▸ **WHAT THE TASK ASKS**: Gather every line in the records below that contains the word "screenshot".

"""

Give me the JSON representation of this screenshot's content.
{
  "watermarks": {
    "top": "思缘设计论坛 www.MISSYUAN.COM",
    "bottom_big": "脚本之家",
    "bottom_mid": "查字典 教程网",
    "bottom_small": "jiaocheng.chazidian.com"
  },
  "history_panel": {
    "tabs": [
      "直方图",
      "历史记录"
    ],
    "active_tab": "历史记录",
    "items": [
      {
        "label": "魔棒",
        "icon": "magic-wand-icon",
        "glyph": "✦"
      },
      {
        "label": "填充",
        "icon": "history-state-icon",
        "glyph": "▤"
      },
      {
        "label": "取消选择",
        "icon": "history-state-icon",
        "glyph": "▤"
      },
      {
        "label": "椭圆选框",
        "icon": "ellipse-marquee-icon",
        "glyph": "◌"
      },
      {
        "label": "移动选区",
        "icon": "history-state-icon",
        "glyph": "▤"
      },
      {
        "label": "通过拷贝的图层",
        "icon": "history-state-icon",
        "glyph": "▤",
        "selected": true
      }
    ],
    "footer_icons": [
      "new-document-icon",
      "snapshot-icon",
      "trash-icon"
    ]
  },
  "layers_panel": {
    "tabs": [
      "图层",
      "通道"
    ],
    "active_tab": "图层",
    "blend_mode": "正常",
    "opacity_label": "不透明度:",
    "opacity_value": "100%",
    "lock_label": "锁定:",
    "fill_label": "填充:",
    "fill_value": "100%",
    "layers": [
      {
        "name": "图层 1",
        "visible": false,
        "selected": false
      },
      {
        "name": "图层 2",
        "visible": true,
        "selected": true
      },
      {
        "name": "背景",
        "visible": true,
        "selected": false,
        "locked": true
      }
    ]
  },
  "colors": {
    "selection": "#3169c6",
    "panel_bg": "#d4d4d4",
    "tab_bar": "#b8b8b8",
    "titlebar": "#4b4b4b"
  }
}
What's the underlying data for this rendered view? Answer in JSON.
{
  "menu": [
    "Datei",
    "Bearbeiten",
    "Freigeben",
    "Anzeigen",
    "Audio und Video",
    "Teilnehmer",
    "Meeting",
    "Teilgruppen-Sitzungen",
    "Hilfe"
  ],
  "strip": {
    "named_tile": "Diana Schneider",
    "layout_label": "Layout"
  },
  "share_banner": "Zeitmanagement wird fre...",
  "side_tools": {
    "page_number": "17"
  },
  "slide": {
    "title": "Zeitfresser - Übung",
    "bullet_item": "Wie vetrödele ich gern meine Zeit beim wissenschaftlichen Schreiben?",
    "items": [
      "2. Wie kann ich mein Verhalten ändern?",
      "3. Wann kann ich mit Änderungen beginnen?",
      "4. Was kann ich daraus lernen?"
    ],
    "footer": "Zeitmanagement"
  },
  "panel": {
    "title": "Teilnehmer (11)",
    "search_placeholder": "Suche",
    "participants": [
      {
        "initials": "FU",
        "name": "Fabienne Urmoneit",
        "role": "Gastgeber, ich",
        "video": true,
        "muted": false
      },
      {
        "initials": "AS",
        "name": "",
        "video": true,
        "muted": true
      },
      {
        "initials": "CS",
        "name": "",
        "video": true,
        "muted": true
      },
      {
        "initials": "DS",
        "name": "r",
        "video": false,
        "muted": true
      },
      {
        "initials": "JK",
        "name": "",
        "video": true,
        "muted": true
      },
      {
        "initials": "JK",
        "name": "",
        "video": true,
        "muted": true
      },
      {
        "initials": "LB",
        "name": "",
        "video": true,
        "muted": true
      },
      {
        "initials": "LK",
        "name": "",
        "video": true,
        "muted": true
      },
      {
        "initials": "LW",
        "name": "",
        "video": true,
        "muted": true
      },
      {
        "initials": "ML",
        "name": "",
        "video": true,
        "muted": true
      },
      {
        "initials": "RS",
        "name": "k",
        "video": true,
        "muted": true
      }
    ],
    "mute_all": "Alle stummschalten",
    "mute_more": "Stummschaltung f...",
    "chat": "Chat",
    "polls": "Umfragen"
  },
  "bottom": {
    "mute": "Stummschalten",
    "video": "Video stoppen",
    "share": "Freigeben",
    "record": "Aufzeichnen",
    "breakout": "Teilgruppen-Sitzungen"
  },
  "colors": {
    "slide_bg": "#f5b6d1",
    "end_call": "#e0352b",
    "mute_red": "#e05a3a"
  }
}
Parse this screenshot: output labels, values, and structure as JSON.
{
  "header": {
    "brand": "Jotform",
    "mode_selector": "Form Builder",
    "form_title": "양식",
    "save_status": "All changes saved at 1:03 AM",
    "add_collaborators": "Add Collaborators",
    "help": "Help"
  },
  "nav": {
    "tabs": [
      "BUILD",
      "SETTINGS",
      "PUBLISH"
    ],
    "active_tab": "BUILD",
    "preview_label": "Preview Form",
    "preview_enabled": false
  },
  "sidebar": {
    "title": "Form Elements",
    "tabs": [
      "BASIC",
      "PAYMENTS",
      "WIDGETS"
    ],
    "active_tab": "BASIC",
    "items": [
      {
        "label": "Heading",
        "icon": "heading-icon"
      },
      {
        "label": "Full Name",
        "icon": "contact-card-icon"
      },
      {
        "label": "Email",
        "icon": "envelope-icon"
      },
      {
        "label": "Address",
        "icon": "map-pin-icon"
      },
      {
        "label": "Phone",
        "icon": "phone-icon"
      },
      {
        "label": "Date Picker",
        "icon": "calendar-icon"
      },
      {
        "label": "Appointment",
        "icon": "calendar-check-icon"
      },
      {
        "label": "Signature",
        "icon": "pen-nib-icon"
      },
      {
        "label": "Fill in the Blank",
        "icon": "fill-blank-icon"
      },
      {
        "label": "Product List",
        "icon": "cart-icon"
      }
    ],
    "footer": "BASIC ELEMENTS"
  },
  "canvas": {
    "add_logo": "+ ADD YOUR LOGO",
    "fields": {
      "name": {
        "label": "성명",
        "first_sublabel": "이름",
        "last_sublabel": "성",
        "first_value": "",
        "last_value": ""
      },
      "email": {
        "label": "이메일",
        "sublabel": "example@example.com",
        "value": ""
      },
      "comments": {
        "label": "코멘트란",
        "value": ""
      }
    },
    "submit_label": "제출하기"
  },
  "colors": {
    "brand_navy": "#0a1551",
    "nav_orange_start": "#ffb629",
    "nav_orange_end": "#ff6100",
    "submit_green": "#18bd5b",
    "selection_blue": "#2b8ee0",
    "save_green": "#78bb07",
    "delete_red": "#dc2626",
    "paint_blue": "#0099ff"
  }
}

"""
"""

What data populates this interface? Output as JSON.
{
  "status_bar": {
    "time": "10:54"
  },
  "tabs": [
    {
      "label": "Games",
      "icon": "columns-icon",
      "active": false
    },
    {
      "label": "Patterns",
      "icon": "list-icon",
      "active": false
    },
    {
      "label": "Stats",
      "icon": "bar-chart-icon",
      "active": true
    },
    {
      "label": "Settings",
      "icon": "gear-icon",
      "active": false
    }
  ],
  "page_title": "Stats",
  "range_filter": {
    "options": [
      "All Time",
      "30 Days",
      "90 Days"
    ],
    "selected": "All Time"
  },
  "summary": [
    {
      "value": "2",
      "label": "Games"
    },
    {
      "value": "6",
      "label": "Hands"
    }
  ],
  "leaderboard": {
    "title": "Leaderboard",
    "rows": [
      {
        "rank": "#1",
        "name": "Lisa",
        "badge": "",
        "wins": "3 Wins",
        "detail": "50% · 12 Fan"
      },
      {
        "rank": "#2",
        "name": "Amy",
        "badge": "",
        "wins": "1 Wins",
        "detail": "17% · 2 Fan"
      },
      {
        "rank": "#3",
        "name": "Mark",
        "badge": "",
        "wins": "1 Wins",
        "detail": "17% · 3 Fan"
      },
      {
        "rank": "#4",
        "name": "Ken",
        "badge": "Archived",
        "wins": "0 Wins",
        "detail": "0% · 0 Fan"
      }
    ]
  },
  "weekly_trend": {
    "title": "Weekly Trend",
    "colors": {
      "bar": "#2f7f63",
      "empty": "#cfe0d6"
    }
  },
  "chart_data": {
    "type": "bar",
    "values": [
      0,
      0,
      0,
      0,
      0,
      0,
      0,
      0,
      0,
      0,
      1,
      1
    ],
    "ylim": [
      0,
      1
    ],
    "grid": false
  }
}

"""
"""

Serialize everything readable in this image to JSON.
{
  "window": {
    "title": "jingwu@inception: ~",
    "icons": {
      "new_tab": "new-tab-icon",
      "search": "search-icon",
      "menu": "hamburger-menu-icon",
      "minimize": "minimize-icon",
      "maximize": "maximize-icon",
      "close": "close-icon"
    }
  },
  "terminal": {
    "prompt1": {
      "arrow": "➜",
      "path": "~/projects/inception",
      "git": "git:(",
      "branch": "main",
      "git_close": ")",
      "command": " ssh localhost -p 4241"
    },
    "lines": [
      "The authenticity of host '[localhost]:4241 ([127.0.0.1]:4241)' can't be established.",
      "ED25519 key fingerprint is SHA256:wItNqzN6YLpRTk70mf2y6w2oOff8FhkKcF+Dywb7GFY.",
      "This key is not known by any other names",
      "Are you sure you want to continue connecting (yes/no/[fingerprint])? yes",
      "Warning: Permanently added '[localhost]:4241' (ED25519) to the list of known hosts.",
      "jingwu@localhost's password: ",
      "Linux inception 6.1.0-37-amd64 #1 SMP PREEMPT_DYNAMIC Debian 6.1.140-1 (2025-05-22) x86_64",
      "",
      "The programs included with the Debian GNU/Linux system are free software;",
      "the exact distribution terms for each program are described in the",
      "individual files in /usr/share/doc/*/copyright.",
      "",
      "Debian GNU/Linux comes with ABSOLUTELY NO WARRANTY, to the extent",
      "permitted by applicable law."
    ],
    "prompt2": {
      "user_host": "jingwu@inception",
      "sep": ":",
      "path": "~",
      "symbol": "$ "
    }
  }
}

"""

▸ **RESPONSE**:
Give me the JSON representation of this screenshot's content.
Parse this screenshot: output labels, values, and structure as JSON.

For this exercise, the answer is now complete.